### Recorded information:
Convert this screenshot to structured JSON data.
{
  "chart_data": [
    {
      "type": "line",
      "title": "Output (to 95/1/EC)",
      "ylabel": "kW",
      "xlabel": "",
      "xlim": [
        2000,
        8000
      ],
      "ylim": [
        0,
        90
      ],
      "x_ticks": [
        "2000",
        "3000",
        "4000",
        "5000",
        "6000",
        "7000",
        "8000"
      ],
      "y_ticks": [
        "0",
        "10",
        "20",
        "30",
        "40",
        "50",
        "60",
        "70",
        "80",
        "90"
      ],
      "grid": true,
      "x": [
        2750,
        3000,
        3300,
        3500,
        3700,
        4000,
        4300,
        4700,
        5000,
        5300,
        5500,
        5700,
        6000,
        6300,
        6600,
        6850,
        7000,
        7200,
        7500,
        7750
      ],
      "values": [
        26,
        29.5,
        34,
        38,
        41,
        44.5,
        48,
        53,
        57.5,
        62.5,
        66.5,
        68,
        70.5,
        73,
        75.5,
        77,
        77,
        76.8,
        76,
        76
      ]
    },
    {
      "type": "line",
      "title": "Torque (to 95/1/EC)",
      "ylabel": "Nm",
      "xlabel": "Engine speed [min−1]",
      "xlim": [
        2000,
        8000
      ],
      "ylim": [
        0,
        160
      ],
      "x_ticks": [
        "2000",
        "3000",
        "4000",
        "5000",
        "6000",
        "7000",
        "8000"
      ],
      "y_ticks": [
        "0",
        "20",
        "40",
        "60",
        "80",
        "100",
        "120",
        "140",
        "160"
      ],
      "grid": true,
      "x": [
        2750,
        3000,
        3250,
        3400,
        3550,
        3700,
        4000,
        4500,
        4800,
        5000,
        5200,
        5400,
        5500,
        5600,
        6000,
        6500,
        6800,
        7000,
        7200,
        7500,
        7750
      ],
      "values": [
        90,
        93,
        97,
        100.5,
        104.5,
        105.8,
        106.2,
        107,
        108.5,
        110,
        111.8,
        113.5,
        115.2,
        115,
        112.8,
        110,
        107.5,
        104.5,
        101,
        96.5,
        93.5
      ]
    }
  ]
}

### Given exercise:
Repeat every entry word for word.

### Expected output:
Convert this screenshot to structured JSON data.
{
  "chart_data": [
    {
      "type": "line",
      "title": "Output (to 95/1/EC)",
      "ylabel": "kW",
      "xlabel": "",
      "xlim": [
        2000,
        8000
      ],
      "ylim": [
        0,
        90
      ],
      "x_ticks": [
        "2000",
        "3000",
        "4000",
        "5000",
        "6000",
        "7000",
        "8000"
      ],
      "y_ticks": [
        "0",
        "10",
        "20",
        "30",
        "40",
        "50",
        "60",
        "70",
        "80",
        "90"
      ],
      "grid": true,
      "x": [
        2750,
        3000,
        3300,
        3500,
        3700,
        4000,
        4300,
        4700,
        5000,
        5300,
        5500,
        5700,
        6000,
        6300,
        6600,
        6850,
        7000,
        7200,
        7500,
        7750
      ],
      "values": [
        26,
        29.5,
        34,
        38,
        41,
        44.5,
        48,
        53,
        57.5,
        62.5,
        66.5,
        68,
        70.5,
        73,
        75.5,
        77,
        77,
        76.8,
        76,
        76
      ]
    },
    {
      "type": "line",
      "title": "Torque (to 95/1/EC)",
      "ylabel": "Nm",
      "xlabel": "Engine speed [min−1]",
      "xlim": [
        2000,
        8000
      ],
      "ylim": [
        0,
        160
      ],
      "x_ticks": [
        "2000",
        "3000",
        "4000",
        "5000",
        "6000",
        "7000",
        "8000"
      ],
      "y_ticks": [
        "0",
        "20",
        "40",
        "60",
        "80",
        "100",
        "120",
        "140",
        "160"
      ],
      "grid": true,
      "x": [
        2750,
        3000,
        3250,
        3400,
        3550,
        3700,
        4000,
        4500,
        4800,
        5000,
        5200,
        5400,
        5500,
        5600,
        6000,
        6500,
        6800,
        7000,
        7200,
        7500,
        7750
      ],
      "values": [
        90,
        93,
        97,
        100.5,
        104.5,
        105.8,
        106.2,
        107,
        108.5,
        110,
        111.8,
        113.5,
        115.2,
        115,
        112.8,
        110,
        107.5,
        104.5,
        101,
        96.5,
        93.5
      ]
    }
  ]
}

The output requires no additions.